Would you pull out every line of the material that contains the string "งมาด"?

▶ _SUPPLIED MATERIAL_
┌──
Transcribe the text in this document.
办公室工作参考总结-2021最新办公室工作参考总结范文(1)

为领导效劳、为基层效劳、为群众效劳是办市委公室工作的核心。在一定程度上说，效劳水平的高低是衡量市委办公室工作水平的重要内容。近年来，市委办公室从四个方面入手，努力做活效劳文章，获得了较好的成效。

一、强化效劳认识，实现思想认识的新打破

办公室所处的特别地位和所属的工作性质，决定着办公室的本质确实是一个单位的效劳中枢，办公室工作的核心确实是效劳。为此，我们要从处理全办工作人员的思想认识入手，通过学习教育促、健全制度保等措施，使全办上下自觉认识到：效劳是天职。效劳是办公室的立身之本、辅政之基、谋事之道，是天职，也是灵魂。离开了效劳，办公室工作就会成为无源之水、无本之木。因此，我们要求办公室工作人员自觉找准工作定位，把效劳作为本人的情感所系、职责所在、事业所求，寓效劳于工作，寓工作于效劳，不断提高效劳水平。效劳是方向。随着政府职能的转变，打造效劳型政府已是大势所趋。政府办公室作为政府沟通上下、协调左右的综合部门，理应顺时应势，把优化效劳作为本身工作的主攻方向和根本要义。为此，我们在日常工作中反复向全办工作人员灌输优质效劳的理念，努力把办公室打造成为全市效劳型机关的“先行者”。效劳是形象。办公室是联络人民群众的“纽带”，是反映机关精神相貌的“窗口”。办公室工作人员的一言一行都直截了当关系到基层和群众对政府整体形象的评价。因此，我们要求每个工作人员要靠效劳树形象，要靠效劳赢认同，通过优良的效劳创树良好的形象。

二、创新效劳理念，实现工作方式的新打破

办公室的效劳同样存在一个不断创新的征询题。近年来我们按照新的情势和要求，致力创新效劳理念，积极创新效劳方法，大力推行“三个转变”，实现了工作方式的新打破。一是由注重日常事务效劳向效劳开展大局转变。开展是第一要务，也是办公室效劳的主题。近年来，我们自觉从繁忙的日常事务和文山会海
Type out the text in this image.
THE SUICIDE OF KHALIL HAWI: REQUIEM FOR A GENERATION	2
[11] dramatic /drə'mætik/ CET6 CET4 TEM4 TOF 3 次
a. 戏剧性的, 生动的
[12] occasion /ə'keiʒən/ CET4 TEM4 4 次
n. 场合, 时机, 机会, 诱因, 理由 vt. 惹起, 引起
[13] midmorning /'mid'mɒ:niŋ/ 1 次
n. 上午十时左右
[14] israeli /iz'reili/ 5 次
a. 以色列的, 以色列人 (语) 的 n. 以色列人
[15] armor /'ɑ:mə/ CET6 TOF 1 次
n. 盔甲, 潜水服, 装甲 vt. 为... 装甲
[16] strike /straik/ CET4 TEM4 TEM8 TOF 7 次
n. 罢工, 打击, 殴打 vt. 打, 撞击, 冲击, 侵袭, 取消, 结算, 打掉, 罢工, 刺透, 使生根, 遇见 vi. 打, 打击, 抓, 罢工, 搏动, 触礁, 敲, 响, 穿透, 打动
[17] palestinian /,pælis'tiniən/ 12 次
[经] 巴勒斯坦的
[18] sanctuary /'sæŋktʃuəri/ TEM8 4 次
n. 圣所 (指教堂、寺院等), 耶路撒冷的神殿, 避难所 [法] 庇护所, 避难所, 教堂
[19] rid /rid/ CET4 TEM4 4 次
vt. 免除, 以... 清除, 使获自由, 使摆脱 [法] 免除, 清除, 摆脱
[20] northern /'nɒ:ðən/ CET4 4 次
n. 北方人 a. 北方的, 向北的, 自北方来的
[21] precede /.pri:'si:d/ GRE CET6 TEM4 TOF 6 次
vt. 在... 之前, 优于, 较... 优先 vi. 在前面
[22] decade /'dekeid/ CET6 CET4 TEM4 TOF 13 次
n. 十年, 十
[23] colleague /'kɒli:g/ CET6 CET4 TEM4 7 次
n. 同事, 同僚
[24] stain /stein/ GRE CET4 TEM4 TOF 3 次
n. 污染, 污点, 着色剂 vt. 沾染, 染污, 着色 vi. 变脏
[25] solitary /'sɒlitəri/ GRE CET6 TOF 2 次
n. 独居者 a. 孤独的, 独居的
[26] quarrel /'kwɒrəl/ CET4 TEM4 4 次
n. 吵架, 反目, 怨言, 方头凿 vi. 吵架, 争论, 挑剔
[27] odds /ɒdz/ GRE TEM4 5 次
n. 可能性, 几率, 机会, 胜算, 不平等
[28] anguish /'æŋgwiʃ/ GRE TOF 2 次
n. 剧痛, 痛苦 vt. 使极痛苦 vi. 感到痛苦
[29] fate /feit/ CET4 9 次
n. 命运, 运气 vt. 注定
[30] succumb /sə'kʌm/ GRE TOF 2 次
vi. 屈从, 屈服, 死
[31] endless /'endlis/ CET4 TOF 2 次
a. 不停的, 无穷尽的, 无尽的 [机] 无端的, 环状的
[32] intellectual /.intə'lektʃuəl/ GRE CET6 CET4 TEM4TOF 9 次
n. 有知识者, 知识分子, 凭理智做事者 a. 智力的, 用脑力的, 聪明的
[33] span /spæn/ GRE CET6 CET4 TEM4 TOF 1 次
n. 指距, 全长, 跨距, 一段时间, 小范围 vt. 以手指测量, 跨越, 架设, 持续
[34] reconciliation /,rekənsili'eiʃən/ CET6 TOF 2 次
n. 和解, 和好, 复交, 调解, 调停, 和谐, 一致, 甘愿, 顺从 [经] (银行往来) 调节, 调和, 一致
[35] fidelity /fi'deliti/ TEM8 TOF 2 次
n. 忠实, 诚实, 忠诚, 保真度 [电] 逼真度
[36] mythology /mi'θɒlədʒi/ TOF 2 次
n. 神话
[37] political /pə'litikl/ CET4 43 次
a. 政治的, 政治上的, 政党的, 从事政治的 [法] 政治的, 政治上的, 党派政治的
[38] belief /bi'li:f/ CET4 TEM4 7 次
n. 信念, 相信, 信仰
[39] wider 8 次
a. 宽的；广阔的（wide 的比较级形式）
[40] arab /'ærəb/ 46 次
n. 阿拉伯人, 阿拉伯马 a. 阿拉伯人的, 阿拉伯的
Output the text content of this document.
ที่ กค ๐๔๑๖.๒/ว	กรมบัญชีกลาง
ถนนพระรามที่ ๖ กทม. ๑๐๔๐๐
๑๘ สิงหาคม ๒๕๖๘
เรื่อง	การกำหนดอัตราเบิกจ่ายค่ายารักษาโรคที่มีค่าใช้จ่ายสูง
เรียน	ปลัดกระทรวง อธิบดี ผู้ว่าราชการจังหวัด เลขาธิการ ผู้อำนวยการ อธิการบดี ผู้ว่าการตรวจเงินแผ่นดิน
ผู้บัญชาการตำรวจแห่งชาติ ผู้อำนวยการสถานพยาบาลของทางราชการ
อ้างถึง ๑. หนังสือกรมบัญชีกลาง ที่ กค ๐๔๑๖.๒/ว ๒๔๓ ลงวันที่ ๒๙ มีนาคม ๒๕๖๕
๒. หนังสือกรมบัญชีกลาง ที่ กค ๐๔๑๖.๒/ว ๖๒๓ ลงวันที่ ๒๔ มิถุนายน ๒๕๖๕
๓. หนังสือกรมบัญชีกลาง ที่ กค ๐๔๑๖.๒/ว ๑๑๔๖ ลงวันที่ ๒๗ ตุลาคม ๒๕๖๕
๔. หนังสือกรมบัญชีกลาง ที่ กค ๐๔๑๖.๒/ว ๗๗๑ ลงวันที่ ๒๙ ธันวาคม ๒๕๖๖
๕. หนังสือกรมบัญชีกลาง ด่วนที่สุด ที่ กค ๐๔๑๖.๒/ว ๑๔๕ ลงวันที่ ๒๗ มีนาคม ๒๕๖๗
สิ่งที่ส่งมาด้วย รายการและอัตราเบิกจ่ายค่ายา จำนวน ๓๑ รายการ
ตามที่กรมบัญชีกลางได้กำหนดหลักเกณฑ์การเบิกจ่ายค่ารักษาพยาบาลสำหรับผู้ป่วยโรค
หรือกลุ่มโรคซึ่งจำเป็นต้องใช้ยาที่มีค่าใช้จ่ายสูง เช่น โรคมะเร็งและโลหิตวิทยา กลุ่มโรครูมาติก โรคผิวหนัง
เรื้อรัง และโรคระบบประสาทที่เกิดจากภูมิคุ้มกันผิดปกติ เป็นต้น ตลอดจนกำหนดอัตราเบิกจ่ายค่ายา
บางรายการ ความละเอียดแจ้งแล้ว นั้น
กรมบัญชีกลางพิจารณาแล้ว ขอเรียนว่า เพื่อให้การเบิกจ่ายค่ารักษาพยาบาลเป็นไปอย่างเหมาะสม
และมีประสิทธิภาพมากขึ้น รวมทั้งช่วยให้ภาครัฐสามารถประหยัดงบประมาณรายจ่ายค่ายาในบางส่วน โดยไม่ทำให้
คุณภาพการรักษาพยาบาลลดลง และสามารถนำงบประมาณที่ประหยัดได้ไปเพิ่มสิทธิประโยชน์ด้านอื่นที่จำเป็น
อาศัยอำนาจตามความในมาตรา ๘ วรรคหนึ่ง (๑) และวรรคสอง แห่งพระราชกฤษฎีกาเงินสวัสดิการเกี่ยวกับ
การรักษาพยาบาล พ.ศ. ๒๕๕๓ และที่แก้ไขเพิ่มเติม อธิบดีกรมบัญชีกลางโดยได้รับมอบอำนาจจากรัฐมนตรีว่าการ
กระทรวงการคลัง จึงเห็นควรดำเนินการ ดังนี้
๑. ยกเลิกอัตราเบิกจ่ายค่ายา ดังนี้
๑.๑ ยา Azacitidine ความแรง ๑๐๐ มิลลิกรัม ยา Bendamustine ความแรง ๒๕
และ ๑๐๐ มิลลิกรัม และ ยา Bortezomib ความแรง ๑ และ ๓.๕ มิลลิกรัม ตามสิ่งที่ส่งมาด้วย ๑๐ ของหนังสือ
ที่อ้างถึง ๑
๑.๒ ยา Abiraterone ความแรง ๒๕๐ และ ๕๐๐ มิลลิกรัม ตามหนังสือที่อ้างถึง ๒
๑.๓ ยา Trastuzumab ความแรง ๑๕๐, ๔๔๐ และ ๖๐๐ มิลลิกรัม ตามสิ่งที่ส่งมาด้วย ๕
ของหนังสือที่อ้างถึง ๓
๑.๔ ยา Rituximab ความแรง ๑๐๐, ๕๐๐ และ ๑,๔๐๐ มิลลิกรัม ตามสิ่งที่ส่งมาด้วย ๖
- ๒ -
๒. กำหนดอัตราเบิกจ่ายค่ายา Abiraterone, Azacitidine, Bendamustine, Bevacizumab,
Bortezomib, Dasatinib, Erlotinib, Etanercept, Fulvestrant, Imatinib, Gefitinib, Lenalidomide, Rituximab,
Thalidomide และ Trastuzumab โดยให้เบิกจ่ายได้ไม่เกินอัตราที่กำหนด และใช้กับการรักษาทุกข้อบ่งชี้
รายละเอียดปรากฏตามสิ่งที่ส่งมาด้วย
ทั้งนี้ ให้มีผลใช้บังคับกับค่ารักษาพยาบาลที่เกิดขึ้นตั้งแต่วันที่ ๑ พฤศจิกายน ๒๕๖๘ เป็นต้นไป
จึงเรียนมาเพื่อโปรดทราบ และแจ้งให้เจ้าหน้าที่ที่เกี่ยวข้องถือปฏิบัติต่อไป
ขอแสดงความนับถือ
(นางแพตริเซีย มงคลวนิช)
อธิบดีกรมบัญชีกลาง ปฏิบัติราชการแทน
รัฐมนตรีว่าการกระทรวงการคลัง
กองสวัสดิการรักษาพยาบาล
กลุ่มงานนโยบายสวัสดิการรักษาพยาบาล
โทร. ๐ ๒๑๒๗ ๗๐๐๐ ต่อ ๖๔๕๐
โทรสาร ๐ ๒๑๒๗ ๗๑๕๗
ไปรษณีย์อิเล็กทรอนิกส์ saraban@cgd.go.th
└──
▶ _EXERCISE RESULT_
สิ่งที่ส่งมาด้วย รายการและอัตราเบิกจ่ายค่ายา จำนวน ๓๑ รายการ
และ ๑๐๐ มิลลิกรัม และ ยา Bortezomib ความแรง ๑ และ ๓.๕ มิลลิกรัม ตามสิ่งที่ส่งมาด้วย ๑๐ ของหนังสือ
๑.๓ ยา Trastuzumab ความแรง ๑๕๐, ๔๔๐ และ ๖๐๐ มิลลิกรัม ตามสิ่งที่ส่งมาด้วย ๕
๑.๔ ยา Rituximab ความแรง ๑๐๐, ๕๐๐ และ ๑,๔๐๐ มิลลิกรัม ตามสิ่งที่ส่งมาด้วย ๖
รายละเอียดปรากฏตามสิ่งที่ส่งมาด้วย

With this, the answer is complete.